--- EXERCISE DESCRIPTION ---
Your task is to write out the complete listing exactly as it is shown.

--- DATA ---
◆ ◆ ◆ ◆

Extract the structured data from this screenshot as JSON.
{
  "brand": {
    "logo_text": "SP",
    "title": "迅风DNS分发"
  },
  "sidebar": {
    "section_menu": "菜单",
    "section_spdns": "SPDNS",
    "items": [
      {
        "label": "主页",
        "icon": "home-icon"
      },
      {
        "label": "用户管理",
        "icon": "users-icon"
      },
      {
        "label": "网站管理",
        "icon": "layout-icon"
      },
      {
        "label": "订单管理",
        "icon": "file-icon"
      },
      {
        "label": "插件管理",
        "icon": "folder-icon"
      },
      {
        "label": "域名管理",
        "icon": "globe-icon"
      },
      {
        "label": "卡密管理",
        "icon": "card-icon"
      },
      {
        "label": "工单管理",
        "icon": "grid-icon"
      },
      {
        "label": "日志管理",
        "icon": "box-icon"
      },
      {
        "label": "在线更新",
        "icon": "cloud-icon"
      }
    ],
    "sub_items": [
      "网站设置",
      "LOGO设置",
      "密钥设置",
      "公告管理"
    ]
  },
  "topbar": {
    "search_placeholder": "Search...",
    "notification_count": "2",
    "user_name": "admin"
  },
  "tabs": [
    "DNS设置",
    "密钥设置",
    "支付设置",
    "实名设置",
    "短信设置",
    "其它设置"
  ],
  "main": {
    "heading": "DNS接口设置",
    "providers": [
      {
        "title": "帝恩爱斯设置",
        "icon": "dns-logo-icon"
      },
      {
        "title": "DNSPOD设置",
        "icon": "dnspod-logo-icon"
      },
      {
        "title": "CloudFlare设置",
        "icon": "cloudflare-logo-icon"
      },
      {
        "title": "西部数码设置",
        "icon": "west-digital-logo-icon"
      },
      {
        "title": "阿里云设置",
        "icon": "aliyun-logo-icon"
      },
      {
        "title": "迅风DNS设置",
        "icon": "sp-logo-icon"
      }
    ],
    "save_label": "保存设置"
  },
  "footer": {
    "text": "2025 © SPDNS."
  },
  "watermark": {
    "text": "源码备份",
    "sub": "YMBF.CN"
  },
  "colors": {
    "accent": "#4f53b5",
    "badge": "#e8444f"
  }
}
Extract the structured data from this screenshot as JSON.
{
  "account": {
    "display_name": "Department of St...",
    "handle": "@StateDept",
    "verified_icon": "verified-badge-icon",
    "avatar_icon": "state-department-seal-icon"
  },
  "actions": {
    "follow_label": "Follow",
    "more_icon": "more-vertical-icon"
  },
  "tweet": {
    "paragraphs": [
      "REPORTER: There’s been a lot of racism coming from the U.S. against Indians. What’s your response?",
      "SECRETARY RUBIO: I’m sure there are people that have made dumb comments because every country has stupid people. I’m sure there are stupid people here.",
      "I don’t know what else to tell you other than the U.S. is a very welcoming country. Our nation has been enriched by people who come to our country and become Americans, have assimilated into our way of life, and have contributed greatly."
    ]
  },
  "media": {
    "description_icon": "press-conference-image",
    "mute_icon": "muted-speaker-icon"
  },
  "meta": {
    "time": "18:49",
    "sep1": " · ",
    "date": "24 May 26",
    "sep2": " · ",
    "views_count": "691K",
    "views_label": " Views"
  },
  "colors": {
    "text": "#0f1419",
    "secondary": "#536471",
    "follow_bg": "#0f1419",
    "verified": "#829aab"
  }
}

◆ ◆ ◆ ◆

--- EXERCISE OUTPUT ---
Extract the structured data from this screenshot as JSON.
{
  "brand": {
    "logo_text": "SP",
    "title": "迅风DNS分发"
  },
  "sidebar": {
    "section_menu": "菜单",
    "section_spdns": "SPDNS",
    "items": [
      {
        "label": "主页",
        "icon": "home-icon"
      },
      {
        "label": "用户管理",
        "icon": "users-icon"
      },
      {
        "label": "网站管理",
        "icon": "layout-icon"
      },
      {
        "label": "订单管理",
        "icon": "file-icon"
      },
      {
        "label": "插件管理",
        "icon": "folder-icon"
      },
      {
        "label": "域名管理",
        "icon": "globe-icon"
      },
      {
        "label": "卡密管理",
        "icon": "card-icon"
      },
      {
        "label": "工单管理",
        "icon": "grid-icon"
      },
      {
        "label": "日志管理",
        "icon": "box-icon"
      },
      {
        "label": "在线更新",
        "icon": "cloud-icon"
      }
    ],
    "sub_items": [
      "网站设置",
      "LOGO设置",
      "密钥设置",
      "公告管理"
    ]
  },
  "topbar": {
    "search_placeholder": "Search...",
    "notification_count": "2",
    "user_name": "admin"
  },
  "tabs": [
    "DNS设置",
    "密钥设置",
    "支付设置",
    "实名设置",
    "短信设置",
    "其它设置"
  ],
  "main": {
    "heading": "DNS接口设置",
    "providers": [
      {
        "title": "帝恩爱斯设置",
        "icon": "dns-logo-icon"
      },
      {
        "title": "DNSPOD设置",
        "icon": "dnspod-logo-icon"
      },
      {
        "title": "CloudFlare设置",
        "icon": "cloudflare-logo-icon"
      },
      {
        "title": "西部数码设置",
        "icon": "west-digital-logo-icon"
      },
      {
        "title": "阿里云设置",
        "icon": "aliyun-logo-icon"
      },
      {
        "title": "迅风DNS设置",
        "icon": "sp-logo-icon"
      }
    ],
    "save_label": "保存设置"
  },
  "footer": {
    "text": "2025 © SPDNS."
  },
  "watermark": {
    "text": "源码备份",
    "sub": "YMBF.CN"
  },
  "colors": {
    "accent": "#4f53b5",
    "badge": "#e8444f"
  }
}
Extract the structured data from this screenshot as JSON.
{
  "account": {
    "display_name": "Department of St...",
    "handle": "@StateDept",
    "verified_icon": "verified-badge-icon",
    "avatar_icon": "state-department-seal-icon"
  },
  "actions": {
    "follow_label": "Follow",
    "more_icon": "more-vertical-icon"
  },
  "tweet": {
    "paragraphs": [
      "REPORTER: There’s been a lot of racism coming from the U.S. against Indians. What’s your response?",
      "SECRETARY RUBIO: I’m sure there are people that have made dumb comments because every country has stupid people. I’m sure there are stupid people here.",
      "I don’t know what else to tell you other than the U.S. is a very welcoming country. Our nation has been enriched by people who come to our country and become Americans, have assimilated into our way of life, and have contributed greatly."
    ]
  },
  "media": {
    "description_icon": "press-conference-image",
    "mute_icon": "muted-speaker-icon"
  },
  "meta": {
    "time": "18:49",
    "sep1": " · ",
    "date": "24 May 26",
    "sep2": " · ",
    "views_count": "691K",
    "views_label": " Views"
  },
  "colors": {
    "text": "#0f1419",
    "secondary": "#536471",
    "follow_bg": "#0f1419",
    "verified": "#829aab"
  }
}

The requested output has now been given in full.